TASK GOAL: Repeat the records below exactly.

>> Begin INFORMATION SHOWN

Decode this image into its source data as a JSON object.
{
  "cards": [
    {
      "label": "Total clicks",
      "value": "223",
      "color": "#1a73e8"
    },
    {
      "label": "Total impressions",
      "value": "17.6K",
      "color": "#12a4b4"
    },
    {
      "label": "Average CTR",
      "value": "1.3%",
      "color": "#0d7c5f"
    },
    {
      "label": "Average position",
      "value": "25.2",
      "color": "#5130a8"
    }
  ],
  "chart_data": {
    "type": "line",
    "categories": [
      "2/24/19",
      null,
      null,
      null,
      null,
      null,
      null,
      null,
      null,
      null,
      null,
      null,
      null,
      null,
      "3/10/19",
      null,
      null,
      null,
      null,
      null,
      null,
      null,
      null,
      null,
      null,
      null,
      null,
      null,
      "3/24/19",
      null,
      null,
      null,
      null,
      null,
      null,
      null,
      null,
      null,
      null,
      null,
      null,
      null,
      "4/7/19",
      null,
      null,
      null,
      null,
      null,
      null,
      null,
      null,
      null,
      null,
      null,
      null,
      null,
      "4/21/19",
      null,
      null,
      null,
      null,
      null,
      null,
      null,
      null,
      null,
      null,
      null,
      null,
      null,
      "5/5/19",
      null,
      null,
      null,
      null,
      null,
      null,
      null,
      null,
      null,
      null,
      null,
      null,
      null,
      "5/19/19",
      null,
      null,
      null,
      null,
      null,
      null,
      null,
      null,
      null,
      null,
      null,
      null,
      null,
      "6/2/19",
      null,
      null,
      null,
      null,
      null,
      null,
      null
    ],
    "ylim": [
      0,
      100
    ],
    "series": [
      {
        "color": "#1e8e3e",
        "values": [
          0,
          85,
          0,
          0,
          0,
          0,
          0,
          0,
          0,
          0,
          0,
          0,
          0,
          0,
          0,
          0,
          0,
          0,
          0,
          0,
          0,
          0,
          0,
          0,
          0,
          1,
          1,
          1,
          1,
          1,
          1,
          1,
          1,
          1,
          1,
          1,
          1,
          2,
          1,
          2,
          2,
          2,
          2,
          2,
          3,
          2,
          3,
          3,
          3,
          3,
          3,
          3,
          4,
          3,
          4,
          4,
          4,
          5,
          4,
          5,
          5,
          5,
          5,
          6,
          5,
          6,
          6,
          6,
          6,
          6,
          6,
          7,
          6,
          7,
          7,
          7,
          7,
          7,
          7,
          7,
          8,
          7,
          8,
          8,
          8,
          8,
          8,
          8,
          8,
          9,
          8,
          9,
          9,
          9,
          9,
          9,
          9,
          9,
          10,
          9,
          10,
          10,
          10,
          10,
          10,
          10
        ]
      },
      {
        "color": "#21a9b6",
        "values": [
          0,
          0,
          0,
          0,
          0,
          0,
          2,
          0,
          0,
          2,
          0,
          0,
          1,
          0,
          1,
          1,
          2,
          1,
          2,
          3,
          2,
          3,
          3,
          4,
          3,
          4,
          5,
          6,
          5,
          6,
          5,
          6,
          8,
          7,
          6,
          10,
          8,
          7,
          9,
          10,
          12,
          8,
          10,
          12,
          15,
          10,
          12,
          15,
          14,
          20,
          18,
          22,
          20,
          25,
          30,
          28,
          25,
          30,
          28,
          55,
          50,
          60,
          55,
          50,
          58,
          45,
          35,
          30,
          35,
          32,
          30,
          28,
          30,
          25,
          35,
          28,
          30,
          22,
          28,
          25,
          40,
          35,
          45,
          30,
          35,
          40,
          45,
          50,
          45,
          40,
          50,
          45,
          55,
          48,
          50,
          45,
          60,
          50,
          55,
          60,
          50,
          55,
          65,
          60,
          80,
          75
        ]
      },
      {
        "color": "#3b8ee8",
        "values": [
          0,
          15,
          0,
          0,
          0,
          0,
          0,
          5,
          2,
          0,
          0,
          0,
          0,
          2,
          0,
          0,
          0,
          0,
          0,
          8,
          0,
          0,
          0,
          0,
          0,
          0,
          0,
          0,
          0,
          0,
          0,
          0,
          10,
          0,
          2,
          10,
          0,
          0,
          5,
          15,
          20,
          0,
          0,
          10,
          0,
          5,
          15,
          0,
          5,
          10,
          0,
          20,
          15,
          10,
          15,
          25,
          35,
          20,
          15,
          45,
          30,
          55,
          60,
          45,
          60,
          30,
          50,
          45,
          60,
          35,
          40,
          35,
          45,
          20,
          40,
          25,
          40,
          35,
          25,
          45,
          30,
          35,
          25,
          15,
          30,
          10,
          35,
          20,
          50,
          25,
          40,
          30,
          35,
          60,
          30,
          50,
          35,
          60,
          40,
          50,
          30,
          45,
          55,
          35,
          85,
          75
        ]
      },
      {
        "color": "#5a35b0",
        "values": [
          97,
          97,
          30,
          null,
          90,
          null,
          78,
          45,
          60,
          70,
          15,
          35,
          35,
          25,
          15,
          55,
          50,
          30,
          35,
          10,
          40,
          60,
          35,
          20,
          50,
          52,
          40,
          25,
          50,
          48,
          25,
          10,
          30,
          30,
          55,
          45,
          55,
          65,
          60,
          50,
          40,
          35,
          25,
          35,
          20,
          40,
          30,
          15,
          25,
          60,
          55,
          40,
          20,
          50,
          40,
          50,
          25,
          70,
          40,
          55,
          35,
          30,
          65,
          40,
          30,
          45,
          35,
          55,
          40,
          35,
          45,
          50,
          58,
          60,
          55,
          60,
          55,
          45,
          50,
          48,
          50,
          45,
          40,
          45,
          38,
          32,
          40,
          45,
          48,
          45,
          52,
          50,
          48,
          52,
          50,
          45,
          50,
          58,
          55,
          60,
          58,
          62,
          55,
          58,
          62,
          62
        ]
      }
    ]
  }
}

>> End INFORMATION SHOWN

RESULT:
Decode this image into its source data as a JSON object.
{
  "cards": [
    {
      "label": "Total clicks",
      "value": "223",
      "color": "#1a73e8"
    },
    {
      "label": "Total impressions",
      "value": "17.6K",
      "color": "#12a4b4"
    },
    {
      "label": "Average CTR",
      "value": "1.3%",
      "color": "#0d7c5f"
    },
    {
      "label": "Average position",
      "value": "25.2",
      "color": "#5130a8"
    }
  ],
  "chart_data": {
    "type": "line",
    "categories": [
      "2/24/19",
      null,
      null,
      null,
      null,
      null,
      null,
      null,
      null,
      null,
      null,
      null,
      null,
      null,
      "3/10/19",
      null,
      null,
      null,
      null,
      null,
      null,
      null,
      null,
      null,
      null,
      null,
      null,
      null,
      "3/24/19",
      null,
      null,
      null,
      null,
      null,
      null,
      null,
      null,
      null,
      null,
      null,
      null,
      null,
      "4/7/19",
      null,
      null,
      null,
      null,
      null,
      null,
      null,
      null,
      null,
      null,
      null,
      null,
      null,
      "4/21/19",
      null,
      null,
      null,
      null,
      null,
      null,
      null,
      null,
      null,
      null,
      null,
      null,
      null,
      "5/5/19",
      null,
      null,
      null,
      null,
      null,
      null,
      null,
      null,
      null,
      null,
      null,
      null,
      null,
      "5/19/19",
      null,
      null,
      null,
      null,
      null,
      null,
      null,
      null,
      null,
      null,
      null,
      null,
      null,
      "6/2/19",
      null,
      null,
      null,
      null,
      null,
      null,
      null
    ],
    "ylim": [
      0,
      100
    ],
    "series": [
      {
        "color": "#1e8e3e",
        "values": [
          0,
          85,
          0,
          0,
          0,
          0,
          0,
          0,
          0,
          0,
          0,
          0,
          0,
          0,
          0,
          0,
          0,
          0,
          0,
          0,
          0,
          0,
          0,
          0,
          0,
          1,
          1,
          1,
          1,
          1,
          1,
          1,
          1,
          1,
          1,
          1,
          1,
          2,
          1,
          2,
          2,
          2,
          2,
          2,
          3,
          2,
          3,
          3,
          3,
          3,
          3,
          3,
          4,
          3,
          4,
          4,
          4,
          5,
          4,
          5,
          5,
          5,
          5,
          6,
          5,
          6,
          6,
          6,
          6,
          6,
          6,
          7,
          6,
          7,
          7,
          7,
          7,
          7,
          7,
          7,
          8,
          7,
          8,
          8,
          8,
          8,
          8,
          8,
          8,
          9,
          8,
          9,
          9,
          9,
          9,
          9,
          9,
          9,
          10,
          9,
          10,
          10,
          10,
          10,
          10,
          10
        ]
      },
      {
        "color": "#21a9b6",
        "values": [
          0,
          0,
          0,
          0,
          0,
          0,
          2,
          0,
          0,
          2,
          0,
          0,
          1,
          0,
          1,
          1,
          2,
          1,
          2,
          3,
          2,
          3,
          3,
          4,
          3,
          4,
          5,
          6,
          5,
          6,
          5,
          6,
          8,
          7,
          6,
          10,
          8,
          7,
          9,
          10,
          12,
          8,
          10,
          12,
          15,
          10,
          12,
          15,
          14,
          20,
          18,
          22,
          20,
          25,
          30,
          28,
          25,
          30,
          28,
          55,
          50,
          60,
          55,
          50,
          58,
          45,
          35,
          30,
          35,
          32,
          30,
          28,
          30,
          25,
          35,
          28,
          30,
          22,
          28,
          25,
          40,
          35,
          45,
          30,
          35,
          40,
          45,
          50,
          45,
          40,
          50,
          45,
          55,
          48,
          50,
          45,
          60,
          50,
          55,
          60,
          50,
          55,
          65,
          60,
          80,
          75
        ]
      },
      {
        "color": "#3b8ee8",
        "values": [
          0,
          15,
          0,
          0,
          0,
          0,
          0,
          5,
          2,
          0,
          0,
          0,
          0,
          2,
          0,
          0,
          0,
          0,
          0,
          8,
          0,
          0,
          0,
          0,
          0,
          0,
          0,
          0,
          0,
          0,
          0,
          0,
          10,
          0,
          2,
          10,
          0,
          0,
          5,
          15,
          20,
          0,
          0,
          10,
          0,
          5,
          15,
          0,
          5,
          10,
          0,
          20,
          15,
          10,
          15,
          25,
          35,
          20,
          15,
          45,
          30,
          55,
          60,
          45,
          60,
          30,
          50,
          45,
          60,
          35,
          40,
          35,
          45,
          20,
          40,
          25,
          40,
          35,
          25,
          45,
          30,
          35,
          25,
          15,
          30,
          10,
          35,
          20,
          50,
          25,
          40,
          30,
          35,
          60,
          30,
          50,
          35,
          60,
          40,
          50,
          30,
          45,
          55,
          35,
          85,
          75
        ]
      },
      {
        "color": "#5a35b0",
        "values": [
          97,
          97,
          30,
          null,
          90,
          null,
          78,
          45,
          60,
          70,
          15,
          35,
          35,
          25,
          15,
          55,
          50,
          30,
          35,
          10,
          40,
          60,
          35,
          20,
          50,
          52,
          40,
          25,
          50,
          48,
          25,
          10,
          30,
          30,
          55,
          45,
          55,
          65,
          60,
          50,
          40,
          35,
          25,
          35,
          20,
          40,
          30,
          15,
          25,
          60,
          55,
          40,
          20,
          50,
          40,
          50,
          25,
          70,
          40,
          55,
          35,
          30,
          65,
          40,
          30,
          45,
          35,
          55,
          40,
          35,
          45,
          50,
          58,
          60,
          55,
          60,
          55,
          45,
          50,
          48,
          50,
          45,
          40,
          45,
          38,
          32,
          40,
          45,
          48,
          45,
          52,
          50,
          48,
          52,
          50,
          45,
          50,
          58,
          55,
          60,
          58,
          62,
          55,
          58,
          62,
          62
        ]
      }
    ]
  }
}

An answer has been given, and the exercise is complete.